What you are asked to do: Where the string "population" occurs in the material below, report the whole line.

Provided data:
───

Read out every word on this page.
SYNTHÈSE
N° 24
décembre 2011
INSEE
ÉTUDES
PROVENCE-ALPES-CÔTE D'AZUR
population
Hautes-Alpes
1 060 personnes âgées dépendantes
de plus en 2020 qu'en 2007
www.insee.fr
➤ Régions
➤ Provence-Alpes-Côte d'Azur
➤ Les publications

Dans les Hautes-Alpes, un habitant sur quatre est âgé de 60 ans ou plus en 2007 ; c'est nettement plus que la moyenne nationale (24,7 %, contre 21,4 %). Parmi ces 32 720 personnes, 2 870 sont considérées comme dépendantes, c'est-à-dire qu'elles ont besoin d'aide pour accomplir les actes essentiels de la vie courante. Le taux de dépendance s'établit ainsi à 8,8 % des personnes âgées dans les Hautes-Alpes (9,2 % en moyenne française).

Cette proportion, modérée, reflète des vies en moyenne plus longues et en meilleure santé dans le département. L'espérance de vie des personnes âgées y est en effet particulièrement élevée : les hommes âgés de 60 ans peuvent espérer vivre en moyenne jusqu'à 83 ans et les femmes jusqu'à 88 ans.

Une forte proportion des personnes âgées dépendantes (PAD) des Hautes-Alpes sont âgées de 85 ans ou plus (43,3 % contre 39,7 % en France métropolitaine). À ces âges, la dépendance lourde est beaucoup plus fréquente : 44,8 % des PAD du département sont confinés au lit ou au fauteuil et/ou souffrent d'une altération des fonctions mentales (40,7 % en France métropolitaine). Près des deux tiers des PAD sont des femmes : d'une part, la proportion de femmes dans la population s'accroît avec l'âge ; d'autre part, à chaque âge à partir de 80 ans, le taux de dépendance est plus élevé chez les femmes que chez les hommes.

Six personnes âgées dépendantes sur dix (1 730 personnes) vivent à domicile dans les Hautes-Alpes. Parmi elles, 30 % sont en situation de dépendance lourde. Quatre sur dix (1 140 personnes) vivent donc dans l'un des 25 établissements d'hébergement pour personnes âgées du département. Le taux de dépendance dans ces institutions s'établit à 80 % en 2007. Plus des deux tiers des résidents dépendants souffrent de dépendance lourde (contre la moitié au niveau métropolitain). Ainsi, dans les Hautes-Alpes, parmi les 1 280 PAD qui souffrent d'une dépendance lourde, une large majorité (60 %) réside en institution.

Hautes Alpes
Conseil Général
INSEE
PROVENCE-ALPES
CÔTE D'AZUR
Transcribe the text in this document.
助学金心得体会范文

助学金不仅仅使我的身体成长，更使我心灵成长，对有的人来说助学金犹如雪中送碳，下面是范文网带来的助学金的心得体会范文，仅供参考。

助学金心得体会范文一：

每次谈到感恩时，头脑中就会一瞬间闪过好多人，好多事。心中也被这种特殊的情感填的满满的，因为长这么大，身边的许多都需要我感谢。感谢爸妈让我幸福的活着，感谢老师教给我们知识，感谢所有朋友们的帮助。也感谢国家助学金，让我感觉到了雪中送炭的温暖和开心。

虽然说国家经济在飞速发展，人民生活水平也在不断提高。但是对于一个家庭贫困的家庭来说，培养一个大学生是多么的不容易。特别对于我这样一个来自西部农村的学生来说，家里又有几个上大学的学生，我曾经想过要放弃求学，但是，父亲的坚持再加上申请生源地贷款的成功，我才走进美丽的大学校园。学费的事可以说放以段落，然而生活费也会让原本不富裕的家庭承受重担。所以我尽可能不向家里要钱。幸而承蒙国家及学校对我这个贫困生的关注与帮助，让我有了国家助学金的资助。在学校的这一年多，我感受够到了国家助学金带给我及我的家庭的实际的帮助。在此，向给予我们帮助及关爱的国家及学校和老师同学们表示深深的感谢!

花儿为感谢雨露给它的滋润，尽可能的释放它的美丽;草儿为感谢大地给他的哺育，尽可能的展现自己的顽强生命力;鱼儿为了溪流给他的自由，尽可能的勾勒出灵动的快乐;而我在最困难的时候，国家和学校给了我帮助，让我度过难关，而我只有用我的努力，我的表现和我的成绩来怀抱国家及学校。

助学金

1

───

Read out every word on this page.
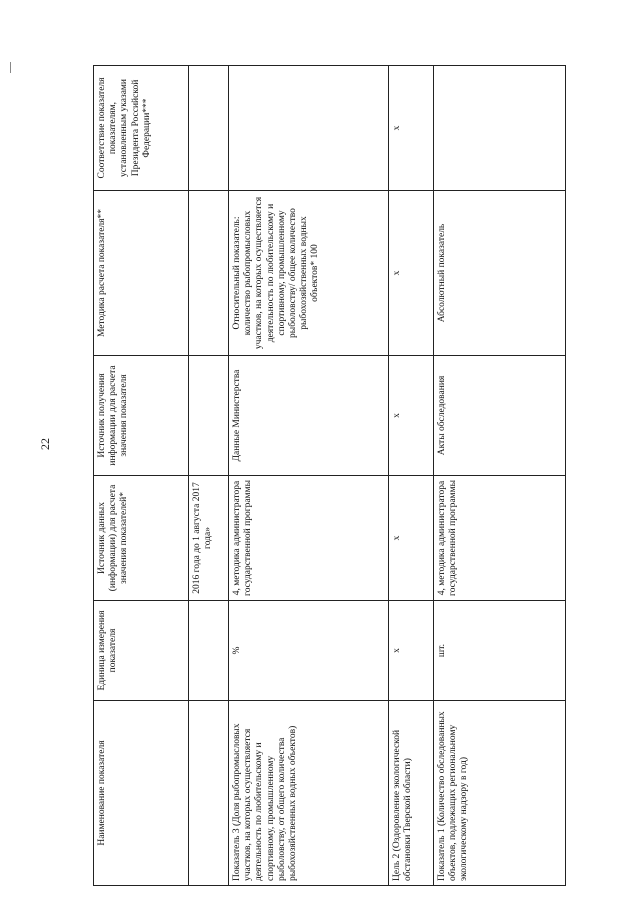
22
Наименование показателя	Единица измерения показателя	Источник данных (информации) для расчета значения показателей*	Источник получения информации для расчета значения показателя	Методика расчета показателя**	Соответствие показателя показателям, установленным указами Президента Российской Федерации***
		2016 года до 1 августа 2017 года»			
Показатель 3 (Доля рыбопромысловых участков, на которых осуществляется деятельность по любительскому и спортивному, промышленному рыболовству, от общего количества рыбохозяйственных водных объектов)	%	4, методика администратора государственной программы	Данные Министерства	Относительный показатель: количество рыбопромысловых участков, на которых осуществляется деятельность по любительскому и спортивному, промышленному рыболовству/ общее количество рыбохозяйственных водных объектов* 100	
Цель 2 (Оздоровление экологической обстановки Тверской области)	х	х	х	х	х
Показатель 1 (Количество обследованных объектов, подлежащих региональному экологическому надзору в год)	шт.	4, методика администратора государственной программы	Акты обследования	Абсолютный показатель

───

Answer for the task:
population
Une forte proportion des personnes âgées dépendantes (PAD) des Hautes-Alpes sont âgées de 85 ans ou plus (43,3 % contre 39,7 % en France métropolitaine). À ces âges, la dépendance lourde est beaucoup plus fréquente : 44,8 % des PAD du département sont confinés au lit ou au fauteuil et/ou souffrent d'une altération des fonctions mentales (40,7 % en France métropolitaine). Près des deux tiers des PAD sont des femmes : d'une part, la proportion de femmes dans la population s'accroît avec l'âge ; d'autre part, à chaque âge à partir de 80 ans, le taux de dépendance est plus élevé chez les femmes que chez les hommes.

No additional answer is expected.